◆ Text block:
The velocities are assumed to represent one time step between the
inputs. All values are required to be finite.
n_timesteps : int
Number of time steps to forecast.
n_cascade_levels : int, optional
The number of cascade levels to use.
R_thr : float
The threshold value for minimum observable precipitation intensity.
extrap_method : str, optional
Name of the extrapolation method to use. See the documentation of
pysteps.extrapolation.interface.
decomp_method : {'fft'}, optional
Name of the cascade decomposition method to use. See the documentation
of pysteps.cascade.interface.
bandpass_filter_method : {'gaussian', 'uniform'}, optional
Name of the bandpass filter method to use with the cascade decomposition.
See the documentation of pysteps.cascade.interface.
ar_order : int, optional
The order of the autoregressive model to use. Must be >= 1.
conditional : bool, optional
If set to True, compute the statistics of the precipitation field
conditionally by excluding pixels where the values are
below the threshold R_thr.
probmatching_method : {'cdf','mean',None}, optional
Method for matching the conditional statistics of the forecast field
(areas with precipitation intensity above the threshold R_thr) with those
of the most recently observed one. 'cdf'=map the forecast CDF to the
observed one, 'mean'=adjust only the mean value,
None=no matching applied.
num_workers : int, optional
The number of workers to use for parallel computation. Applicable if dask
is enabled or pyFFTW is used for computing the FFT.
When num_workers>1, it is advisable to disable OpenMP by setting
the environment variable OMP_NUM_THREADS to 1.
This avoids slowdown caused by too many simultaneous threads.
fft_method : str, optional
A string defining the FFT method to use (see utils.fft.get_method).
Defaults to 'numpy' for compatibility reasons. If pyFFTW is installed,
the recommended method is 'pyfftw'.
extrap_kwargs : dict, optional
Optional dictionary containing keyword arguments for the extrapolation
method. See the documentation of pysteps.extrapolation.
filter_kwargs : dict, optional
Optional dictionary containing keyword arguments for the filter method.
See the documentation of pysteps.cascade.bandpass_filters.py.
measure_time : bool
If set to True, measure, print and return the computation time.
Returns
-------
out : ndarray
A three-dimensional array of shape (n_timesteps,m,n) containing a time
series of forecast precipitation fields. The time series starts from
t0+timestep, where timestep is taken from the input precipitation fields
R. If measure_time is True, the return value is a three-element tuple
containing the nowcast array, the initialization time of the nowcast
generator and the time used in the main loop (seconds).

◆ Set task 1:
In the nowcast parameter documentation, what environment variable setting is advised when num_workers is greater than 1?
◆ Set task 2:
Extend the nowcast parameter documentation, starting right after its final sentence.
The records that follow are not needed for any of this work.

◆ Extracted entries:
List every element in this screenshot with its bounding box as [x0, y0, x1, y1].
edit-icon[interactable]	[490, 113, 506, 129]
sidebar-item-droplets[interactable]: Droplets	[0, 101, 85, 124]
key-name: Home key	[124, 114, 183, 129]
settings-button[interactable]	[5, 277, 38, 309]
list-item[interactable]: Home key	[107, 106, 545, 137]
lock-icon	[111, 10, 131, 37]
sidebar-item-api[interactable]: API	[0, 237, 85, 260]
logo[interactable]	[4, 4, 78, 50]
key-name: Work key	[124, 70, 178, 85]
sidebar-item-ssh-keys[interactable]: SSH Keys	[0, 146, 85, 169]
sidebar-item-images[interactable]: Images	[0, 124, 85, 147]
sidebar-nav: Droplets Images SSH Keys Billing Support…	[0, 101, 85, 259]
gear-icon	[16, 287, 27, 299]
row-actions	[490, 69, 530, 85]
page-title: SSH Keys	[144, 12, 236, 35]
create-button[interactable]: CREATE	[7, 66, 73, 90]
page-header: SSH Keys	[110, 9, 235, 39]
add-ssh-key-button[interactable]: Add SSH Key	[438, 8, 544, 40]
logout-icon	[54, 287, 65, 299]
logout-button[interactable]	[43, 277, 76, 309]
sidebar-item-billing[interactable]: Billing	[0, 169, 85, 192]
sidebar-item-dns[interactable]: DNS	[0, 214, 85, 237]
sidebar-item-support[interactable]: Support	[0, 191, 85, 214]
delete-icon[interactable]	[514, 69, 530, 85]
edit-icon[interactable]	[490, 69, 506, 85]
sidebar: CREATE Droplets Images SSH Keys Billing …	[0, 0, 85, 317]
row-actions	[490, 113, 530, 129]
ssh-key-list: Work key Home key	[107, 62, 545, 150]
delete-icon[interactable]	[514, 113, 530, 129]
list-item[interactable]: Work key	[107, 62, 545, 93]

◆ Expected output 1:
Setting OMP_NUM_THREADS to 1, which disables OpenMP.

◆ Expected output 2:
See also
--------
pysteps.extrapolation.interface, pysteps.cascade.interface
References
----------
:cite:`Seed2003`
"""
_check_inputs(R, V, ar_order)
if extrap_kwargs is None:
extrap_kwargs = dict()
if filter_kwargs is None:
filter_kwargs = dict()
if np.any(~np.isfinite(R)):
raise ValueError("R contains non-finite values")
if np.any(~np.isfinite(V)):
raise ValueError("V contains non-finite values")
print("Computing S-PROG nowcast:")
print("-------------------------")
print("")
print("Inputs:")
print("-------")
print("input dimensions: %dx%d" % (R.shape[1], R.shape[2]))
print("")
print("Methods:")
print("--------")
print("extrapolation: %s" % extrap_method)
print("bandpass filter: %s" % bandpass_filter_method)
print("decomposition: %s" % decomp_method)
print("conditional statistics: %s" % ("yes" if conditional else "no"))
print("probability matching: %s" % probmatching_method)
print("FFT method: %s" % fft_method)
print("")
print("Parameters:")
print("-----------")
print("number of time steps: %d" % n_timesteps)
print("parallel threads: %d" % num_workers)
print("number of cascade levels: %d" % n_cascade_levels)
print("order of the AR(p) model: %d" % ar_order)
print("precip. intensity threshold: %g" % R_thr)
if measure_time:
starttime_init = time.time()
fft = utils.get_method(fft_method, shape=R.shape[1:],
n_threads=num_workers)
M, N = R.shape[1:]
# initialize the band-pass filter
filter_method = cascade.get_method(bandpass_filter_method)
filter = filter_method((M, N), n_cascade_levels, **filter_kwargs)
decomp_method = cascade.get_method(decomp_method)
extrapolator_method = extrapolation.get_method(extrap_method)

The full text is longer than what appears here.